Aim of the task
Give every line from the entries that contains "spec".

** start of The data **

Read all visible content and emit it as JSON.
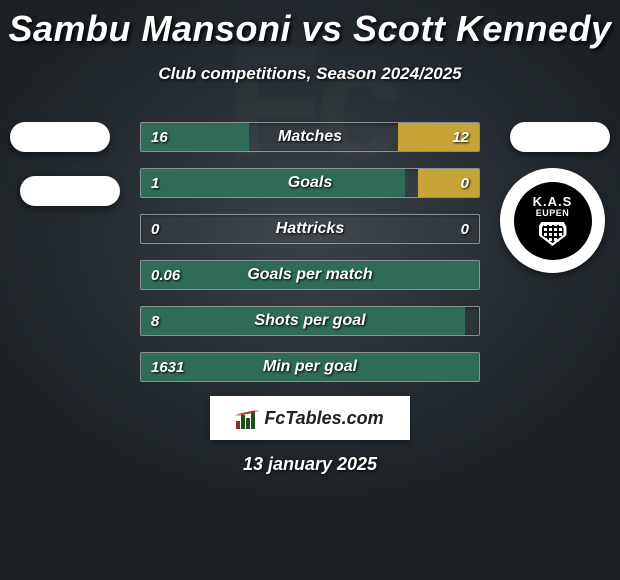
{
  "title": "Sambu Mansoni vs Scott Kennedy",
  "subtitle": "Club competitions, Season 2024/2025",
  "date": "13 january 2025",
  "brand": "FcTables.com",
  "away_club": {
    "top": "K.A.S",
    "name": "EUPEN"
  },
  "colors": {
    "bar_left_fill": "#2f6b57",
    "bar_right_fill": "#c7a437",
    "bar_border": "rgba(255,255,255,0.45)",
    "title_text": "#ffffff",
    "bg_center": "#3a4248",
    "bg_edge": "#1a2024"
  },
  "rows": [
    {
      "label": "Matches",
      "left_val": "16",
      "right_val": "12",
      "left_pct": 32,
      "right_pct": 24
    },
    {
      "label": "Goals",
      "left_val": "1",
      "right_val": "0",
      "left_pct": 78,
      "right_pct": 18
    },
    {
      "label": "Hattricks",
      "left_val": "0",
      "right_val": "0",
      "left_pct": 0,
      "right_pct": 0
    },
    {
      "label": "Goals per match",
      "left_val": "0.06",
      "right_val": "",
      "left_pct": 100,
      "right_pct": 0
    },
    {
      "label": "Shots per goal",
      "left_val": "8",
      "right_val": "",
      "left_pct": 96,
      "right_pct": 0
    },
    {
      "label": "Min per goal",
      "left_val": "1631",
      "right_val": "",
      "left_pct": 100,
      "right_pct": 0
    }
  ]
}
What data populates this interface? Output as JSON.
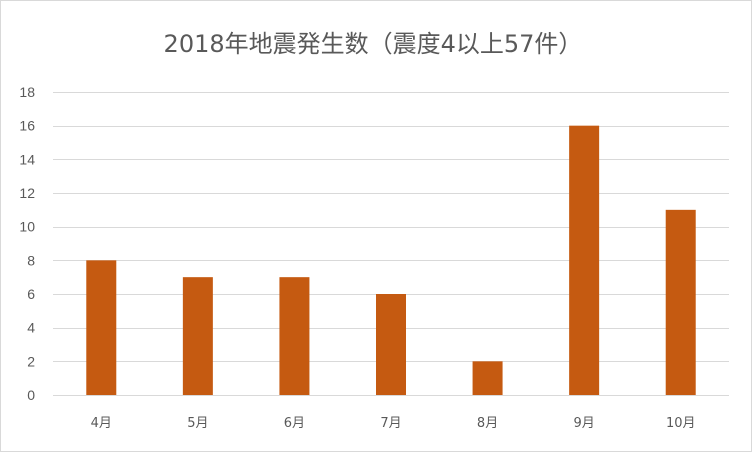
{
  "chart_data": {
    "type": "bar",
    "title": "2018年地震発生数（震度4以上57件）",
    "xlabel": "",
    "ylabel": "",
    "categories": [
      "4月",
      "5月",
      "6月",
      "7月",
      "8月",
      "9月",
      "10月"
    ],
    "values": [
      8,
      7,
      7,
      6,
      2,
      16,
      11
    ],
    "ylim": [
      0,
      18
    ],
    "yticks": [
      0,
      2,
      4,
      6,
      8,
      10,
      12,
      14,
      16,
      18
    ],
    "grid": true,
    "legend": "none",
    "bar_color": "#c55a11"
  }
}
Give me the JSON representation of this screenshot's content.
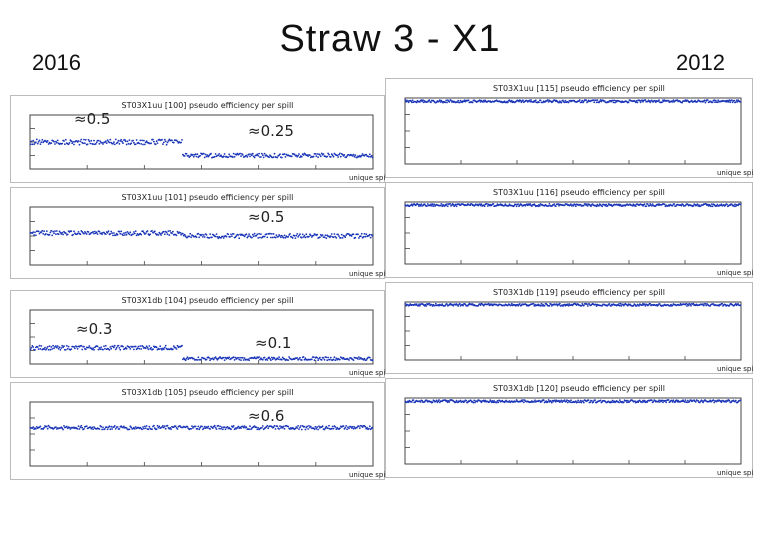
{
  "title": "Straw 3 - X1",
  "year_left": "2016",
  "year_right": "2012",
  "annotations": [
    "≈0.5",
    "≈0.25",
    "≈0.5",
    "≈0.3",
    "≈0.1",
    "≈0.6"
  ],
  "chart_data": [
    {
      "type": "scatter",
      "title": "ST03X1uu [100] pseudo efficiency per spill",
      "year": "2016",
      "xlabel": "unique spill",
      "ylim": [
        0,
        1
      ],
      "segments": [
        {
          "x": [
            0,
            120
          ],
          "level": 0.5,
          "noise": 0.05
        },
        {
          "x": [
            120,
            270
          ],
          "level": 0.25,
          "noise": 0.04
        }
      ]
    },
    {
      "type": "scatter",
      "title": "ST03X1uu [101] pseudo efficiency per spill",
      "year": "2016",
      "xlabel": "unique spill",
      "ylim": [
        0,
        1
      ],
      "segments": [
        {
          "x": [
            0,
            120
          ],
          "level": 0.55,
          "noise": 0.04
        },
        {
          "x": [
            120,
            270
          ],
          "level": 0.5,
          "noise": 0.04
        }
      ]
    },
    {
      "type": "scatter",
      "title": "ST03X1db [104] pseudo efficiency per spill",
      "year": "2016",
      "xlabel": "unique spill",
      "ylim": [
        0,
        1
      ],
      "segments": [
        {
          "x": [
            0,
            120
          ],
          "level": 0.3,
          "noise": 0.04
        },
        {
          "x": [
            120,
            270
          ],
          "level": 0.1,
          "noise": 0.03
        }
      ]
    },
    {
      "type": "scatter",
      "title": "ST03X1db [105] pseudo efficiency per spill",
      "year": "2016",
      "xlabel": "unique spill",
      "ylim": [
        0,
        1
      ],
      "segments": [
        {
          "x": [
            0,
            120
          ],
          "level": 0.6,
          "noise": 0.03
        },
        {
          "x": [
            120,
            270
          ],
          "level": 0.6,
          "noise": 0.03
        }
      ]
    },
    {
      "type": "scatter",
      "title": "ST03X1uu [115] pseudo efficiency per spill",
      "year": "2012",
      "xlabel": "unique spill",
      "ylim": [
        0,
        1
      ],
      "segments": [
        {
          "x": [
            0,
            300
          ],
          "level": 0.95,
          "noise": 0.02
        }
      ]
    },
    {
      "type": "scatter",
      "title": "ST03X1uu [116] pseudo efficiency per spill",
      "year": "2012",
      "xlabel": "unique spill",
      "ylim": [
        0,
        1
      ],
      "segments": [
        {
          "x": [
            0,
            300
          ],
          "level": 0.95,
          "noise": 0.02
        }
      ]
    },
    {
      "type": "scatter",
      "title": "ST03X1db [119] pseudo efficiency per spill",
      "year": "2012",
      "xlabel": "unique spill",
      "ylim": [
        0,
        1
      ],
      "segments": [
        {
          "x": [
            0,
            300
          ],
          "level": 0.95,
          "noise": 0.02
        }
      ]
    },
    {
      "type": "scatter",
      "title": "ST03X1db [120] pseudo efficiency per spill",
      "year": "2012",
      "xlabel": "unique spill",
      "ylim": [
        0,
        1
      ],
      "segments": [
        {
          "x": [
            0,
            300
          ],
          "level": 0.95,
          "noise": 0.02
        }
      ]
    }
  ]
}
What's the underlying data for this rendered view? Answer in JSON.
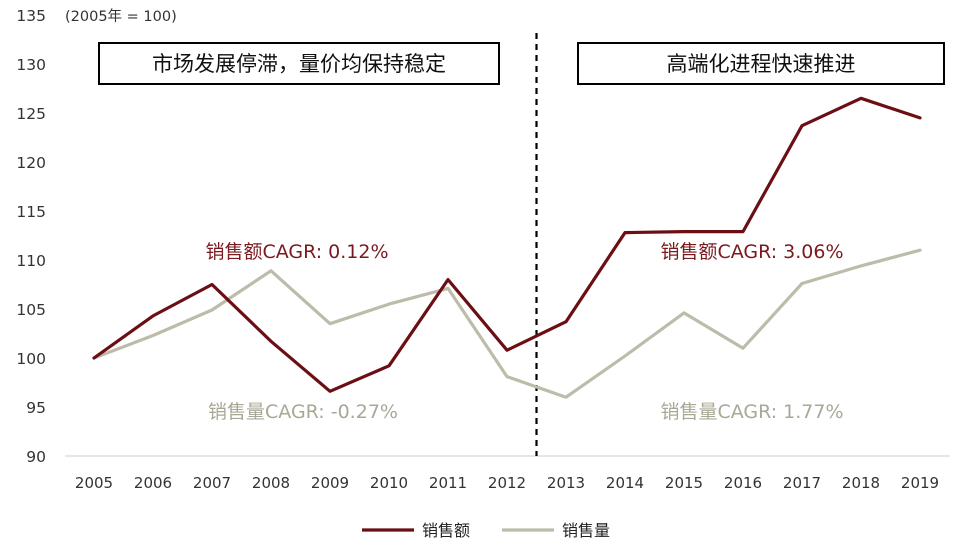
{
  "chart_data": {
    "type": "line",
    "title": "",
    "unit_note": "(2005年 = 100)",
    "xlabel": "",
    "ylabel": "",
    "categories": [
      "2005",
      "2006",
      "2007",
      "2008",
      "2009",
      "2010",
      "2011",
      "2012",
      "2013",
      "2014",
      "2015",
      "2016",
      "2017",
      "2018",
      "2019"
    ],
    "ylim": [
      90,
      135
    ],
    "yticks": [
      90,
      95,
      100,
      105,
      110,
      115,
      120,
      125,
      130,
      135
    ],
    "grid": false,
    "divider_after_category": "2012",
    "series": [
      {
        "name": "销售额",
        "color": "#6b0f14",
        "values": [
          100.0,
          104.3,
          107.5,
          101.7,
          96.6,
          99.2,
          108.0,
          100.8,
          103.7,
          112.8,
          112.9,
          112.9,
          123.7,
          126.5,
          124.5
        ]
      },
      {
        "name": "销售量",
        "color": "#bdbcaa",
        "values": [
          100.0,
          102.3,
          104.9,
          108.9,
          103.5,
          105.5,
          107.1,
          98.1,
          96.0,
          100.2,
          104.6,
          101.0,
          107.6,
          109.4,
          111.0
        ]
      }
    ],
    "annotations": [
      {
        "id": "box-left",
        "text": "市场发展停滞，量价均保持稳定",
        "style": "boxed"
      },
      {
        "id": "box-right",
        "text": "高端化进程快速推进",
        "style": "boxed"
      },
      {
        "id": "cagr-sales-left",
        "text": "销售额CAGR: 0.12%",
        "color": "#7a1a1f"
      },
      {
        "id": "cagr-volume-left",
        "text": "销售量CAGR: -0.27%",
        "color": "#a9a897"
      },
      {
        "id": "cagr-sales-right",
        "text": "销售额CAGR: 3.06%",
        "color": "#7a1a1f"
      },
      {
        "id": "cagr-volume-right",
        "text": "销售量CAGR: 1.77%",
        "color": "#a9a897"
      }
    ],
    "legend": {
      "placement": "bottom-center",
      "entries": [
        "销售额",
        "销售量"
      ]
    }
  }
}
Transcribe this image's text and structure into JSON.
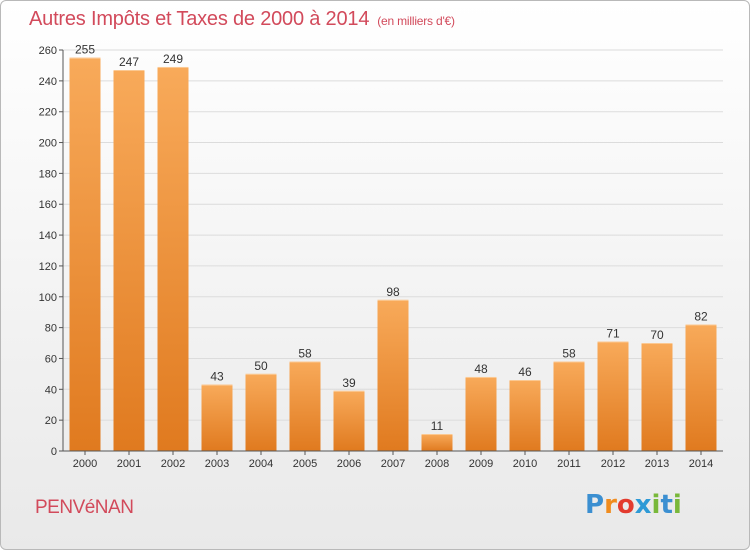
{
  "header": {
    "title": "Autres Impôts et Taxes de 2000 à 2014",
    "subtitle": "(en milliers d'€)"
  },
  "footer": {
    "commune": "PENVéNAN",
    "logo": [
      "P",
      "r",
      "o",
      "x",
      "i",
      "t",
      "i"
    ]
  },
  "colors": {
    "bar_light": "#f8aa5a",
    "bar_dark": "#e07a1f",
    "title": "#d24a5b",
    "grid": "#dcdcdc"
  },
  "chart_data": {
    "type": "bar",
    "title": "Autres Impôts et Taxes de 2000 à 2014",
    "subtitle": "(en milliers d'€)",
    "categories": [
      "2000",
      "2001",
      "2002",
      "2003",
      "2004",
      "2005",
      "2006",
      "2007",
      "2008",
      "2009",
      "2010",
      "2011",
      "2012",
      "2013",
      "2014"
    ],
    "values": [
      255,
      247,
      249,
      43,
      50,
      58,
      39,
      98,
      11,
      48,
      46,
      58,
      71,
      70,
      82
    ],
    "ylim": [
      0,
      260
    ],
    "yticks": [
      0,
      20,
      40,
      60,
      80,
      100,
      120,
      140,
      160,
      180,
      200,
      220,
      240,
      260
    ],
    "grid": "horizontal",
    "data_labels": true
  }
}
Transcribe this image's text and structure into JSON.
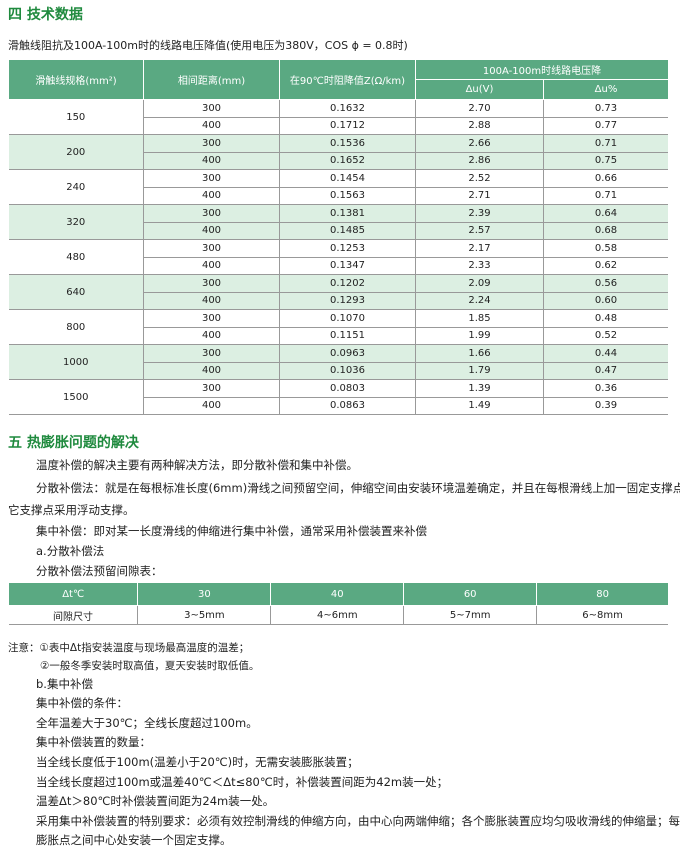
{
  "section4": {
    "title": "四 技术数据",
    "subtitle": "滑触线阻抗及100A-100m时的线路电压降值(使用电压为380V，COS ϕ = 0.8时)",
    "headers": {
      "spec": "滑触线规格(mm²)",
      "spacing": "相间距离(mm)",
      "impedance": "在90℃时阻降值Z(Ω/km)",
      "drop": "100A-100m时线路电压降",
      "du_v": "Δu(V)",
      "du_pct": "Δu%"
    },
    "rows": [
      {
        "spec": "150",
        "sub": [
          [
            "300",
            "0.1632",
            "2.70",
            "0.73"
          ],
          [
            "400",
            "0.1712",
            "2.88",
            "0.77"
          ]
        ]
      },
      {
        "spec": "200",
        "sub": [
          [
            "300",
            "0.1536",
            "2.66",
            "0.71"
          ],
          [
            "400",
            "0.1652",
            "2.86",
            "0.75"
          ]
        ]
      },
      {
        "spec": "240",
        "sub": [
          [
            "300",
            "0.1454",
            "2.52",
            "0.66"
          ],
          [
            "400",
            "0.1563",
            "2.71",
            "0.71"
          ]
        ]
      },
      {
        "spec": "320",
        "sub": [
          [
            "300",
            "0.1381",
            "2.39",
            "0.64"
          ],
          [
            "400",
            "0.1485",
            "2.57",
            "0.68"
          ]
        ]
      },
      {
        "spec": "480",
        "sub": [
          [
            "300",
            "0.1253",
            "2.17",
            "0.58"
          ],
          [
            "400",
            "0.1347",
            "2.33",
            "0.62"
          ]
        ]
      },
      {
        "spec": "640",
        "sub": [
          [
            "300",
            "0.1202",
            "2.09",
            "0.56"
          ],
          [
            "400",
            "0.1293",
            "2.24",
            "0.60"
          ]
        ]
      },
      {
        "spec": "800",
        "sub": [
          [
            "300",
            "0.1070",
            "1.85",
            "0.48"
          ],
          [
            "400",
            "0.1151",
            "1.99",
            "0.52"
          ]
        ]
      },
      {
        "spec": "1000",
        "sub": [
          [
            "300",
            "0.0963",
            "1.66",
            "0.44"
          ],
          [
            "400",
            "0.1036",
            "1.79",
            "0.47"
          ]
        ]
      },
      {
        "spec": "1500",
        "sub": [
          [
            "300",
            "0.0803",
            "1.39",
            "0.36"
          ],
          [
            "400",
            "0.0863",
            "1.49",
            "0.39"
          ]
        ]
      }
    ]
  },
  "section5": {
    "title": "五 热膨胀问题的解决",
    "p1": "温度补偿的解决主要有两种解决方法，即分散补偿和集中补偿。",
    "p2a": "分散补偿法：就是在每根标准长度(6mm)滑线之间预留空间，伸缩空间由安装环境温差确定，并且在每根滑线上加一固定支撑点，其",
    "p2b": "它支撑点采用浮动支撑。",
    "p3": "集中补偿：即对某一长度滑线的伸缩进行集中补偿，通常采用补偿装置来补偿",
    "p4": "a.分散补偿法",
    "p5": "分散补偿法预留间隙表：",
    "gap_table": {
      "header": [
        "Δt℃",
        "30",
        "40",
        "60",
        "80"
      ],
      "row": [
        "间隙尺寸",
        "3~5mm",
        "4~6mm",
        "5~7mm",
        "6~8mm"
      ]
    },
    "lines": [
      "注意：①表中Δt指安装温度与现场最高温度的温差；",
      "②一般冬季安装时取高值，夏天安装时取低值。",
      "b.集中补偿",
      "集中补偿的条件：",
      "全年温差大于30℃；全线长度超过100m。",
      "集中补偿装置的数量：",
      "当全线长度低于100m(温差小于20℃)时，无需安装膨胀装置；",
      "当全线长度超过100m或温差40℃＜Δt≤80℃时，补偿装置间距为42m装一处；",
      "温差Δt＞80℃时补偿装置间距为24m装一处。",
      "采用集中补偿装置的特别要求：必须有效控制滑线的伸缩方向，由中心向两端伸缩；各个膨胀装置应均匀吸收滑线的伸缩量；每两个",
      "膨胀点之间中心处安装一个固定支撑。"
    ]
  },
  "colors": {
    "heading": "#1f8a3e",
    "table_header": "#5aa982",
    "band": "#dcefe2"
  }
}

** end of The data **

Response
      "spec": "滑触线规格(mm²)",
        "spec": "150",
        "spec": "200",
        "spec": "240",
        "spec": "320",
        "spec": "480",
        "spec": "640",
        "spec": "800",
        "spec": "1000",
        "spec": "1500",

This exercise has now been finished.